#### WRITTEN TASK
Please report every line from the material that contains the word "ALTURA".

Stored items
□ □ □ □ □ □ □

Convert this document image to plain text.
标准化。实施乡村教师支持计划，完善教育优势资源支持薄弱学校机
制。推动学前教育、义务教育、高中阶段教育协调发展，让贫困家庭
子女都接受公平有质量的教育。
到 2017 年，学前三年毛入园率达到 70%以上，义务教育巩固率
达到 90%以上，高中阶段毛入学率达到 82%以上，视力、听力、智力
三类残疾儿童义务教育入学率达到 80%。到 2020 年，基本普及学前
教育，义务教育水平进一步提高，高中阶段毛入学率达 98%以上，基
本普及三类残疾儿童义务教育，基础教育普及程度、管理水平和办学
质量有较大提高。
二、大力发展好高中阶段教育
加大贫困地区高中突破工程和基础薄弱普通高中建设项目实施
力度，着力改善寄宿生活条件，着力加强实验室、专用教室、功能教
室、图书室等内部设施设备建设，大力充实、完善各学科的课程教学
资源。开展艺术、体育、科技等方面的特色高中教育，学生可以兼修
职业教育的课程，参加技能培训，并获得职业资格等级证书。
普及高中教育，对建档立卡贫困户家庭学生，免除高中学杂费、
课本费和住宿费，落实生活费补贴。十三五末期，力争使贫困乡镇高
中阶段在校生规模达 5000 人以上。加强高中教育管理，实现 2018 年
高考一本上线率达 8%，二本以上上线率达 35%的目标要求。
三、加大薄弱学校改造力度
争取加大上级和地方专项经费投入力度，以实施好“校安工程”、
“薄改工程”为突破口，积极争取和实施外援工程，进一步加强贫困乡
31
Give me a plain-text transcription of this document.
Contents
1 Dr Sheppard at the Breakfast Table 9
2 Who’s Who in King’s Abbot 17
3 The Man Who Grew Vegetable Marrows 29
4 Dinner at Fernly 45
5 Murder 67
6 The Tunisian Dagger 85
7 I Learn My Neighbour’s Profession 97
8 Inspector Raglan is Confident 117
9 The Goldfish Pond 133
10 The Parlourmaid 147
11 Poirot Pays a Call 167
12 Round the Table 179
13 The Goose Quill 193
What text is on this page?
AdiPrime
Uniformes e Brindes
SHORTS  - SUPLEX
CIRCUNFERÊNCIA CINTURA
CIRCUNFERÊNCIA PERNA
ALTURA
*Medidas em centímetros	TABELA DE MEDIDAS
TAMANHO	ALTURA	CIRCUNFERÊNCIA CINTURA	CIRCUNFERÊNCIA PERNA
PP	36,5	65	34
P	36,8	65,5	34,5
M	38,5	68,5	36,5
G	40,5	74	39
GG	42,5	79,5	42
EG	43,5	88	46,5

□ □ □ □ □ □ □

#### RESULT FOR THIS EXERCISE
ALTURA
TAMANHO	ALTURA	CIRCUNFERÊNCIA CINTURA	CIRCUNFERÊNCIA PERNA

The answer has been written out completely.